Task objective: Return every record verbatim.

Provided information:
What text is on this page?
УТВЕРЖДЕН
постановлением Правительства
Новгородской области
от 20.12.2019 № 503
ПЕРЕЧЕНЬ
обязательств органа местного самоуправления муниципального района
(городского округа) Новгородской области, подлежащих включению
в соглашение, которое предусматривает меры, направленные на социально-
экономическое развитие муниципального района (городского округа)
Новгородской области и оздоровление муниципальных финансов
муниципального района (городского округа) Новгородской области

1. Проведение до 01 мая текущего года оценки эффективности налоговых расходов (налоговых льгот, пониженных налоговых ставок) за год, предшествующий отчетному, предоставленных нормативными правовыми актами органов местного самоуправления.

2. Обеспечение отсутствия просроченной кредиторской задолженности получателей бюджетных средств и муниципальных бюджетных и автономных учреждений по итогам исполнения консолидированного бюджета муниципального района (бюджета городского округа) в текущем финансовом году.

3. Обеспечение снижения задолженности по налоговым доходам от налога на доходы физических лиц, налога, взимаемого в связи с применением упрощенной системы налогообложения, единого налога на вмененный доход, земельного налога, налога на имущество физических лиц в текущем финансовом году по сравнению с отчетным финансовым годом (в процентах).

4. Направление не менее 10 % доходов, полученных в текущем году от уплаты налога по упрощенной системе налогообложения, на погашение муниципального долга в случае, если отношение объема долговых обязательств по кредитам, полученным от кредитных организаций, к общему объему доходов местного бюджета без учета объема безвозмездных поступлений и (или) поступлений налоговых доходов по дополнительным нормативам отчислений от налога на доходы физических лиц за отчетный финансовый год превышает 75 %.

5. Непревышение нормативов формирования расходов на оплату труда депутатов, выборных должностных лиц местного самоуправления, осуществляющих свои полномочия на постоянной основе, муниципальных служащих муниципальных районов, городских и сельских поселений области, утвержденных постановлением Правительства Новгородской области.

Correct output:
What text is on this page?
УТВЕРЖДЕН
постановлением Правительства
Новгородской области
от 20.12.2019 № 503
ПЕРЕЧЕНЬ
обязательств органа местного самоуправления муниципального района
(городского округа) Новгородской области, подлежащих включению
в соглашение, которое предусматривает меры, направленные на социально-
экономическое развитие муниципального района (городского округа)
Новгородской области и оздоровление муниципальных финансов
муниципального района (городского округа) Новгородской области

1. Проведение до 01 мая текущего года оценки эффективности налоговых расходов (налоговых льгот, пониженных налоговых ставок) за год, предшествующий отчетному, предоставленных нормативными правовыми актами органов местного самоуправления.

2. Обеспечение отсутствия просроченной кредиторской задолженности получателей бюджетных средств и муниципальных бюджетных и автономных учреждений по итогам исполнения консолидированного бюджета муниципального района (бюджета городского округа) в текущем финансовом году.

3. Обеспечение снижения задолженности по налоговым доходам от налога на доходы физических лиц, налога, взимаемого в связи с применением упрощенной системы налогообложения, единого налога на вмененный доход, земельного налога, налога на имущество физических лиц в текущем финансовом году по сравнению с отчетным финансовым годом (в процентах).

4. Направление не менее 10 % доходов, полученных в текущем году от уплаты налога по упрощенной системе налогообложения, на погашение муниципального долга в случае, если отношение объема долговых обязательств по кредитам, полученным от кредитных организаций, к общему объему доходов местного бюджета без учета объема безвозмездных поступлений и (или) поступлений налоговых доходов по дополнительным нормативам отчислений от налога на доходы физических лиц за отчетный финансовый год превышает 75 %.

5. Непревышение нормативов формирования расходов на оплату труда депутатов, выборных должностных лиц местного самоуправления, осуществляющих свои полномочия на постоянной основе, муниципальных служащих муниципальных районов, городских и сельских поселений области, утвержденных постановлением Правительства Новгородской области.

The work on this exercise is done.